Source records
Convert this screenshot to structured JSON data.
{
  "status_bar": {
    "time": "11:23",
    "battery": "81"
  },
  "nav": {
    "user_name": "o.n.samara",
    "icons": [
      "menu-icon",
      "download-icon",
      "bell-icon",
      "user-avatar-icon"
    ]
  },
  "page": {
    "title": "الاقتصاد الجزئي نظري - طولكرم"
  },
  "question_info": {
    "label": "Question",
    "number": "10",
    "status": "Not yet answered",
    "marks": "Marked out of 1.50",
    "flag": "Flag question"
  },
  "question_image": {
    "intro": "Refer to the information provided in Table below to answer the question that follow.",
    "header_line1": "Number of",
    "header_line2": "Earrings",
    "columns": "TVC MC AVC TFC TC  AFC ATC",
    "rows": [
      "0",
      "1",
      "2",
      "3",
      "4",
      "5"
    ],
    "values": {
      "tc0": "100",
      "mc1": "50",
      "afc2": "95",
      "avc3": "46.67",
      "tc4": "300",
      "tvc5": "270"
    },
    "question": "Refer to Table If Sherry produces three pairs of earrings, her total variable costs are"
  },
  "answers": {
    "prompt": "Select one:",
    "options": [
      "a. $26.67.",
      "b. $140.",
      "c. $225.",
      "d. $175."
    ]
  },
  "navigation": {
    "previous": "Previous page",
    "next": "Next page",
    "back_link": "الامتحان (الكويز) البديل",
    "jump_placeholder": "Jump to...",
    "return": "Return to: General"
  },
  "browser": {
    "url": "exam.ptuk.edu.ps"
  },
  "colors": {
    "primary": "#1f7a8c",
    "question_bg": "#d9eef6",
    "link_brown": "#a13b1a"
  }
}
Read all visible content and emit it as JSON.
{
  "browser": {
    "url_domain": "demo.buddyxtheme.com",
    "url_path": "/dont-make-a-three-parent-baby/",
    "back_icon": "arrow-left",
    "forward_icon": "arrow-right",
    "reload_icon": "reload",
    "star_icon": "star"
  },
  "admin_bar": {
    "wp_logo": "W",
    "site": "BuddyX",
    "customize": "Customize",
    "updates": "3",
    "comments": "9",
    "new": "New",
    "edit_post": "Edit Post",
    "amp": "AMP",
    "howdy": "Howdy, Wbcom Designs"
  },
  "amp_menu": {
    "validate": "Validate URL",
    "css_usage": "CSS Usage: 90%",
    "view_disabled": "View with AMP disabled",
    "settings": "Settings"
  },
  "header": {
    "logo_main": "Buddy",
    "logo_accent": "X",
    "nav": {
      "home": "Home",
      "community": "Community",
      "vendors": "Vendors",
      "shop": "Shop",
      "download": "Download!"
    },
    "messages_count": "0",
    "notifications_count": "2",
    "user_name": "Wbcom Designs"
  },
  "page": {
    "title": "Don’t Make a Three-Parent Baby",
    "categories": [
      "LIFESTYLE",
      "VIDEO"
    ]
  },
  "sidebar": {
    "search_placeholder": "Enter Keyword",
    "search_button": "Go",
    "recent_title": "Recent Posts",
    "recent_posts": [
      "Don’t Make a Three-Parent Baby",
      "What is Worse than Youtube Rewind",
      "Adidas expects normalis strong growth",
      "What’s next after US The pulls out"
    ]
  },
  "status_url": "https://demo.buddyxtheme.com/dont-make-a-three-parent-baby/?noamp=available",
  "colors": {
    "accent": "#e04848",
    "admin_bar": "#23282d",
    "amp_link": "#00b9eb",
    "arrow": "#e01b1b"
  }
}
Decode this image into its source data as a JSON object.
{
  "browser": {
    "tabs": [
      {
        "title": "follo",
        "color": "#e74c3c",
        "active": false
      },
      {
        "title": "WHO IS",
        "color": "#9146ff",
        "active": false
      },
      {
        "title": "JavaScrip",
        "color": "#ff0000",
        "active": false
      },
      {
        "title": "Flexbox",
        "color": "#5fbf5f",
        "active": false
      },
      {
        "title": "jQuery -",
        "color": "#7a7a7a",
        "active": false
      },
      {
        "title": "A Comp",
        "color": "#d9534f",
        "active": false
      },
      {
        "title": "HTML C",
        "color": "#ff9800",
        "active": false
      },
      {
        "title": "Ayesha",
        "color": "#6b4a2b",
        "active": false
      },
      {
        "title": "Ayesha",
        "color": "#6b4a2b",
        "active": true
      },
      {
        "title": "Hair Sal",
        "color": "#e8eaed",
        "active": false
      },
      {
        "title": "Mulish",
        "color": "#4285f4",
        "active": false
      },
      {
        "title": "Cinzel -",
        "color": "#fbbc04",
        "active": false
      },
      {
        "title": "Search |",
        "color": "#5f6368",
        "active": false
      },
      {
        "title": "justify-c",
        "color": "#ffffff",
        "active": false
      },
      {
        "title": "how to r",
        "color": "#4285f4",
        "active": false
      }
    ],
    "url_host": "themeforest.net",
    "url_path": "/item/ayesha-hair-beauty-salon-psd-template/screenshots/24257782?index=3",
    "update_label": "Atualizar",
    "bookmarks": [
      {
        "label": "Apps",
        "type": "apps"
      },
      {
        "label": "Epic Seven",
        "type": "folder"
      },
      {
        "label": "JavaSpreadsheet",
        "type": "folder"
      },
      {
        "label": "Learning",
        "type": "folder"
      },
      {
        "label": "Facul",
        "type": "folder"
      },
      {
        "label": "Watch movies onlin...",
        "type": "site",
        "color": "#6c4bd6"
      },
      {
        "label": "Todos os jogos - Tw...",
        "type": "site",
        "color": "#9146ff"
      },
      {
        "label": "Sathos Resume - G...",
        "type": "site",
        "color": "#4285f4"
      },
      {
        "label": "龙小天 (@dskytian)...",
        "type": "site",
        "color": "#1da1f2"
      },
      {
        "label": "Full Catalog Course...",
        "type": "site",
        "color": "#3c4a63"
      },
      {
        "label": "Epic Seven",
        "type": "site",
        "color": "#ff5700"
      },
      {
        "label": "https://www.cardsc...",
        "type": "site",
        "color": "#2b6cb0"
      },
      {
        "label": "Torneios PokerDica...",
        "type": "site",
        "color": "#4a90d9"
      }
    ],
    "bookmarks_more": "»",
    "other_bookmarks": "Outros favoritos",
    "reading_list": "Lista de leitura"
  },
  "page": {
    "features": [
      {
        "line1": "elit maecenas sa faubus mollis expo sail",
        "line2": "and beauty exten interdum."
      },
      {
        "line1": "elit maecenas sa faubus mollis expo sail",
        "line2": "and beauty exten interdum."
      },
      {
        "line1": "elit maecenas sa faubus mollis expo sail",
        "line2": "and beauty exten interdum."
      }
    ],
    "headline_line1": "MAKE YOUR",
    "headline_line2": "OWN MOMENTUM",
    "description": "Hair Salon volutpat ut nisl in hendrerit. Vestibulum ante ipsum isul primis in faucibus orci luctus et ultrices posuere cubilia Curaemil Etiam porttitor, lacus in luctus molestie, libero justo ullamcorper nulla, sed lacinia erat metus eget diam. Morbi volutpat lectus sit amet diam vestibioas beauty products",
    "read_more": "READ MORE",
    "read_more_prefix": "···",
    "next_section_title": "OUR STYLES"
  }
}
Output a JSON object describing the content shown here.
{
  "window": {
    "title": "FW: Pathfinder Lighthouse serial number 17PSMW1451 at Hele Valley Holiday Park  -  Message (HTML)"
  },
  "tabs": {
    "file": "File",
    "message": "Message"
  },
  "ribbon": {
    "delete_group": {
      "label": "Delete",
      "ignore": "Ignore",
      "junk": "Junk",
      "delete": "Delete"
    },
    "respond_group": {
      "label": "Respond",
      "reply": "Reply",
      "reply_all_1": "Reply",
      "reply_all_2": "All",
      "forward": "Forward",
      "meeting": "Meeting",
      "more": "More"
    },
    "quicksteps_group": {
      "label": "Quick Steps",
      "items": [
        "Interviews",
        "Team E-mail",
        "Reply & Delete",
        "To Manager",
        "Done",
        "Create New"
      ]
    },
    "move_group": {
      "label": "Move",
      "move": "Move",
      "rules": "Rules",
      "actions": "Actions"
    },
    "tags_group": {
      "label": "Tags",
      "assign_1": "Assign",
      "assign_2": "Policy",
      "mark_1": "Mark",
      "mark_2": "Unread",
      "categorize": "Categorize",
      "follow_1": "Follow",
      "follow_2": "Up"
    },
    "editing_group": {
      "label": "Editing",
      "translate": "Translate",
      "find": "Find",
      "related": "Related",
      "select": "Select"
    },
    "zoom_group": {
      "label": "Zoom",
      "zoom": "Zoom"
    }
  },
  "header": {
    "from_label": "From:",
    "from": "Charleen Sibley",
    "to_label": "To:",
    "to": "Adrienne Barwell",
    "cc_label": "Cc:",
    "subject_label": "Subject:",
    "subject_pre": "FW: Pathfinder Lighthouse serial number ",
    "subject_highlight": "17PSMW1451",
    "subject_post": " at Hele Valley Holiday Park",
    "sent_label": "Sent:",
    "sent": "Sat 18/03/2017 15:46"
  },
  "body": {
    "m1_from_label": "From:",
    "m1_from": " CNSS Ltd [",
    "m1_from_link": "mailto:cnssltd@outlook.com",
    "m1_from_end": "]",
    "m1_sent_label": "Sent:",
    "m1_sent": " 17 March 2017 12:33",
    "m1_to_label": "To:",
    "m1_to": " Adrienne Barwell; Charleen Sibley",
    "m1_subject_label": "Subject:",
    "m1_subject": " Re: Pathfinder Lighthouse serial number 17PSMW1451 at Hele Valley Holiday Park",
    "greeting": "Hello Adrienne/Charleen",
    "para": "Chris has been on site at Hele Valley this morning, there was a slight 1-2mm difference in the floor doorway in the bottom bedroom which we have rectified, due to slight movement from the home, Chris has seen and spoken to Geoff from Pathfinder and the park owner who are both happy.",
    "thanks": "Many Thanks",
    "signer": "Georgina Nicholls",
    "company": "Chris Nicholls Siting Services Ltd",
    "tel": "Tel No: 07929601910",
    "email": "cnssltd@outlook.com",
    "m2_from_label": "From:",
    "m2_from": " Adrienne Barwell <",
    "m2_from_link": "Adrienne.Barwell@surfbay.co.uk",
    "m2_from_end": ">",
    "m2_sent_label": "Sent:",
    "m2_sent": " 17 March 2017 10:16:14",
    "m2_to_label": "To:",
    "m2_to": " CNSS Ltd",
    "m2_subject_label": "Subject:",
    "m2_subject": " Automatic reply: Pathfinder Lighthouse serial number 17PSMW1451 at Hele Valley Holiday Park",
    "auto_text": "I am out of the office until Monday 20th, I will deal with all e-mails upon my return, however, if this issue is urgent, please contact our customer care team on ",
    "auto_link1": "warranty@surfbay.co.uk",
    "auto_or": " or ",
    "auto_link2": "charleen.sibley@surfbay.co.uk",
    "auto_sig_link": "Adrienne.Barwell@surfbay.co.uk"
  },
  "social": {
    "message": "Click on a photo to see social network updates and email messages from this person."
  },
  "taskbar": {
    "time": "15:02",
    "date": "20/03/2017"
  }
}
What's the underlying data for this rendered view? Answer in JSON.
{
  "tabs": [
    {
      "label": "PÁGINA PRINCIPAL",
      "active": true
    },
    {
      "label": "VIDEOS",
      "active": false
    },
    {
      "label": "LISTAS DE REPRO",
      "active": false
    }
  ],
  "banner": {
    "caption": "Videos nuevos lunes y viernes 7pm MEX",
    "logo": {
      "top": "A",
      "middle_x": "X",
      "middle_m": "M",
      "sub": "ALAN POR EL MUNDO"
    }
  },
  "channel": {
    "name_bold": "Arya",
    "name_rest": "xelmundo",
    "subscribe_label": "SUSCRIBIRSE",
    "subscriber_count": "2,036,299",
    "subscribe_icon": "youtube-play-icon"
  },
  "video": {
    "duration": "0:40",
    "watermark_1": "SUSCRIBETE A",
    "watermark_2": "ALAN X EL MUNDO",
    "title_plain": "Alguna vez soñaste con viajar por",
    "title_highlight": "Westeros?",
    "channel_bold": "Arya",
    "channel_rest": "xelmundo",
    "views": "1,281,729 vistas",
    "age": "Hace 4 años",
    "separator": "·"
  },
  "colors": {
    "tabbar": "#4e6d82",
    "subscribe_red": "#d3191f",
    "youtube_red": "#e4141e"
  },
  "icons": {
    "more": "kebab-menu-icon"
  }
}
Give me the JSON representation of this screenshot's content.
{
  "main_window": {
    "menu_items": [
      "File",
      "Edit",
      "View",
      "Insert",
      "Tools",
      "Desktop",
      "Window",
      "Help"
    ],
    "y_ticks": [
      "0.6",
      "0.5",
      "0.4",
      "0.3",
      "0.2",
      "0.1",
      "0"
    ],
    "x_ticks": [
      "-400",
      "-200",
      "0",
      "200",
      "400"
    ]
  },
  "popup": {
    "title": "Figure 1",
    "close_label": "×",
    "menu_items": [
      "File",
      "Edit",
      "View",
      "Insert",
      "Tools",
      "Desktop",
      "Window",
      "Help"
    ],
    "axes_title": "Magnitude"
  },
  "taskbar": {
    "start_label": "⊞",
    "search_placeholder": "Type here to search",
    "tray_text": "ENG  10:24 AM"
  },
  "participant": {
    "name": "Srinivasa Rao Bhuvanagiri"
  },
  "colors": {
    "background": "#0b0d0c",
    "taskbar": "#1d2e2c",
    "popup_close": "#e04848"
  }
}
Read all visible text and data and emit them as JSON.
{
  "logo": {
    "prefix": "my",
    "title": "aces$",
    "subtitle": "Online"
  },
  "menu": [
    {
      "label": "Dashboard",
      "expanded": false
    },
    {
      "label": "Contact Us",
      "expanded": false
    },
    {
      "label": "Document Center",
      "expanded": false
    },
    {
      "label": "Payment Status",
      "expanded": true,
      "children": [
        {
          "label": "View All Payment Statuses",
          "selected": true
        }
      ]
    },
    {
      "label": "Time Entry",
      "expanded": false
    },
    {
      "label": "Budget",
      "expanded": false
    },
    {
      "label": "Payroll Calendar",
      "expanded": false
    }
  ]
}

**WHAT YOU WILL DO**
Only the lines from the one containing "Give me the" through the end of the material should be reproduced, exactly, with both ends included.

**OUTPUT FOR THIS EXERCISE**
Give me the JSON representation of this screenshot's content.
{
  "main_window": {
    "menu_items": [
      "File",
      "Edit",
      "View",
      "Insert",
      "Tools",
      "Desktop",
      "Window",
      "Help"
    ],
    "y_ticks": [
      "0.6",
      "0.5",
      "0.4",
      "0.3",
      "0.2",
      "0.1",
      "0"
    ],
    "x_ticks": [
      "-400",
      "-200",
      "0",
      "200",
      "400"
    ]
  },
  "popup": {
    "title": "Figure 1",
    "close_label": "×",
    "menu_items": [
      "File",
      "Edit",
      "View",
      "Insert",
      "Tools",
      "Desktop",
      "Window",
      "Help"
    ],
    "axes_title": "Magnitude"
  },
  "taskbar": {
    "start_label": "⊞",
    "search_placeholder": "Type here to search",
    "tray_text": "ENG  10:24 AM"
  },
  "participant": {
    "name": "Srinivasa Rao Bhuvanagiri"
  },
  "colors": {
    "background": "#0b0d0c",
    "taskbar": "#1d2e2c",
    "popup_close": "#e04848"
  }
}
Read all visible text and data and emit them as JSON.
{
  "logo": {
    "prefix": "my",
    "title": "aces$",
    "subtitle": "Online"
  },
  "menu": [
    {
      "label": "Dashboard",
      "expanded": false
    },
    {
      "label": "Contact Us",
      "expanded": false
    },
    {
      "label": "Document Center",
      "expanded": false
    },
    {
      "label": "Payment Status",
      "expanded": true,
      "children": [
        {
          "label": "View All Payment Statuses",
          "selected": true
        }
      ]
    },
    {
      "label": "Time Entry",
      "expanded": false
    },
    {
      "label": "Budget",
      "expanded": false
    },
    {
      "label": "Payroll Calendar",
      "expanded": false
    }
  ]
}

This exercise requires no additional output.